EXERCISE BRIEF:
List every line in this data where the string "설정한다" occurs.
[START RECORDS FOR THIS TASK]
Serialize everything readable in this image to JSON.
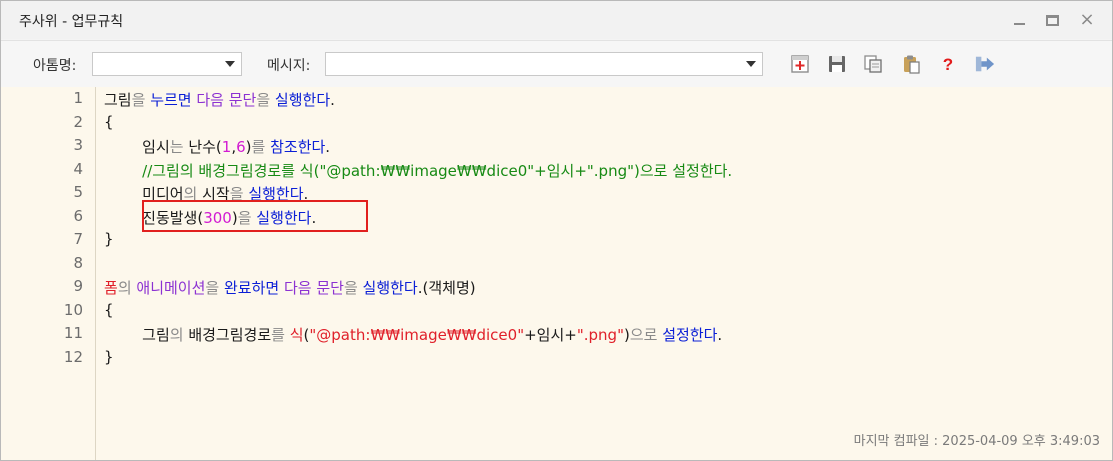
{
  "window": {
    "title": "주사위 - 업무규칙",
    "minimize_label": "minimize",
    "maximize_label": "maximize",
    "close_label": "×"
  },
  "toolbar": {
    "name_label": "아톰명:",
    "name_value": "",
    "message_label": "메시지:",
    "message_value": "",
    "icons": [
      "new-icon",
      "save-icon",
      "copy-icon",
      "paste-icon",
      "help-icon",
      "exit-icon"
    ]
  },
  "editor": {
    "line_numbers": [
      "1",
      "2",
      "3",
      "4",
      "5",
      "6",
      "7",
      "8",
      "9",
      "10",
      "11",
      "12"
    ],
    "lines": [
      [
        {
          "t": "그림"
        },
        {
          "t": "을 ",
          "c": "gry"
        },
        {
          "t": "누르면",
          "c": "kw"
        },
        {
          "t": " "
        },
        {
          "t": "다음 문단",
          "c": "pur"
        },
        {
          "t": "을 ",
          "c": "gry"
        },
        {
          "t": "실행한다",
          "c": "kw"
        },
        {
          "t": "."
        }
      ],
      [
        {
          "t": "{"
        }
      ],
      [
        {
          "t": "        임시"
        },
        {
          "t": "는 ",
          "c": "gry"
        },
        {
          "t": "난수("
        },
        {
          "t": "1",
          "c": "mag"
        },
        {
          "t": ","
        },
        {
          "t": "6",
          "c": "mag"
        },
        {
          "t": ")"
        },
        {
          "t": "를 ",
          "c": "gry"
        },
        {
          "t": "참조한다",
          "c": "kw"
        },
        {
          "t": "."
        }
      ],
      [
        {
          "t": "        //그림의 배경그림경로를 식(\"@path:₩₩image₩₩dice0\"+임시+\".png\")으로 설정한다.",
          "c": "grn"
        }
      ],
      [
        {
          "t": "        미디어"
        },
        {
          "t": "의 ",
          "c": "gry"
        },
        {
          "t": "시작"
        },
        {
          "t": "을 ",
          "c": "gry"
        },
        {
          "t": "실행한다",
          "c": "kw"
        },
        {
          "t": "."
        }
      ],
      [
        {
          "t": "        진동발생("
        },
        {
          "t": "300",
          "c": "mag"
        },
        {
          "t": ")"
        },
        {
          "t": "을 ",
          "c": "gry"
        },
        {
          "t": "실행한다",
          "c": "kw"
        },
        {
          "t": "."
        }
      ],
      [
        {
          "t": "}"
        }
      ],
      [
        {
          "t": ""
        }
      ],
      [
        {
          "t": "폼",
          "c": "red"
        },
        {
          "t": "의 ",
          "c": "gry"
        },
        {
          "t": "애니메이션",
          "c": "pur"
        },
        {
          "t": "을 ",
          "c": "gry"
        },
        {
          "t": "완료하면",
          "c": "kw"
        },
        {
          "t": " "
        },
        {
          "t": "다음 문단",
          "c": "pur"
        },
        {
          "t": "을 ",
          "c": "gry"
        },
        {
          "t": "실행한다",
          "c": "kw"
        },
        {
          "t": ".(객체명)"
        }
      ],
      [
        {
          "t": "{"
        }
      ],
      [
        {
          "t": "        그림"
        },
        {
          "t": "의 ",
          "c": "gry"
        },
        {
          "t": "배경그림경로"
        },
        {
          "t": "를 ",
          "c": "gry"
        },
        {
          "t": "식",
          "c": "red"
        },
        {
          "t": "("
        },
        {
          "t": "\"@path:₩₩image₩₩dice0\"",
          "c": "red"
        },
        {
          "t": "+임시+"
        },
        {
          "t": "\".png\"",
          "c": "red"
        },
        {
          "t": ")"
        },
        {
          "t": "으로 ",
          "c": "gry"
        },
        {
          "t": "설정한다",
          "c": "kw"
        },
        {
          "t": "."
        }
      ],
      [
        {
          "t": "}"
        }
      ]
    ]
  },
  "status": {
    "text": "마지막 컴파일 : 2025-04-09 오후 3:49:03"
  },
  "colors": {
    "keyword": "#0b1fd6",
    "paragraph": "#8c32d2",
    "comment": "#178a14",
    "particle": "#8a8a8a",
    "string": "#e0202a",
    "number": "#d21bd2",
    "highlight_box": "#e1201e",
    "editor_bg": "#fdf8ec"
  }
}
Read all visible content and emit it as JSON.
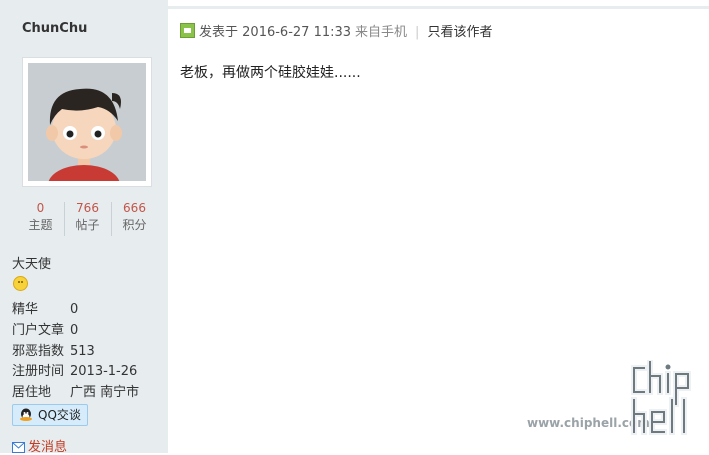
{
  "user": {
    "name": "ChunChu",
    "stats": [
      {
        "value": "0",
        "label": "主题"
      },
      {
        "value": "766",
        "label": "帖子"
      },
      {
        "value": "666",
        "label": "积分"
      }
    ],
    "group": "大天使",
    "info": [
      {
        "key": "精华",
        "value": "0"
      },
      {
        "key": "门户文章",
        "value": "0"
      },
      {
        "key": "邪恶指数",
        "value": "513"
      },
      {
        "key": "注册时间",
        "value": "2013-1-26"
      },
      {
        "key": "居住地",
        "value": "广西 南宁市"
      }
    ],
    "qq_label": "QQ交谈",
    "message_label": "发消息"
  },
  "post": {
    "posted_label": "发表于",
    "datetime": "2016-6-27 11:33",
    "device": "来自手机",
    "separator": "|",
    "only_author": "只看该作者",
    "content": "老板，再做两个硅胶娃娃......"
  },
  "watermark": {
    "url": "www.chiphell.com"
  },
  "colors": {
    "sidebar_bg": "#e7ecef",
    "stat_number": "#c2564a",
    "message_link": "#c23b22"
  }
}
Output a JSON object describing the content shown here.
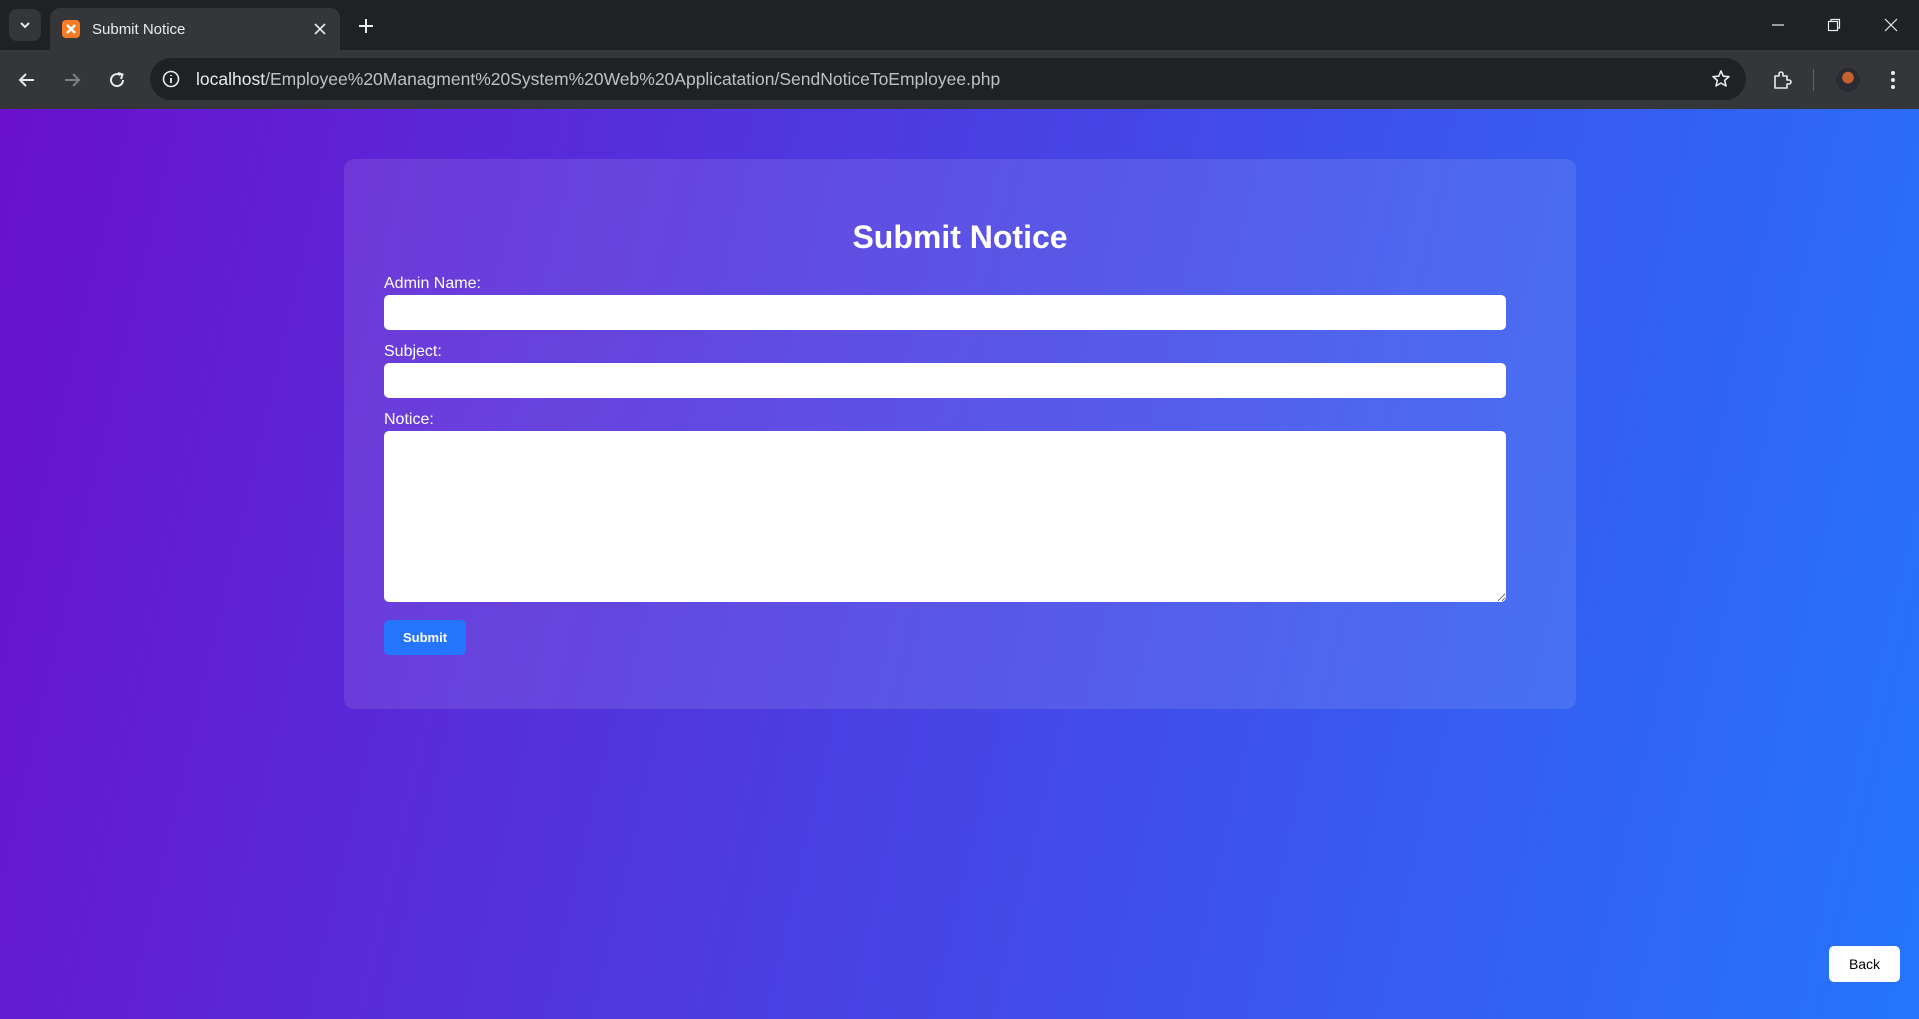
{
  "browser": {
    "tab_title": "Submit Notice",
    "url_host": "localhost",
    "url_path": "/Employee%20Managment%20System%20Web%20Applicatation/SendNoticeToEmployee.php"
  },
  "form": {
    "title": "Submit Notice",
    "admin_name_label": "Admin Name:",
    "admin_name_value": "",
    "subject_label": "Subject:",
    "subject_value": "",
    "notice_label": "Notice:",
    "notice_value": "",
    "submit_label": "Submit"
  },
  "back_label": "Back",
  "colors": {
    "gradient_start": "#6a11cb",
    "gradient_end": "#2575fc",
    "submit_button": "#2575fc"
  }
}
[END RECORDS FOR THIS TASK]
WRITTEN ANSWER:
          "t": "        //그림의 배경그림경로를 식(\"@path:₩₩image₩₩dice0\"+임시+\".png\")으로 설정한다.",
          "t": "설정한다",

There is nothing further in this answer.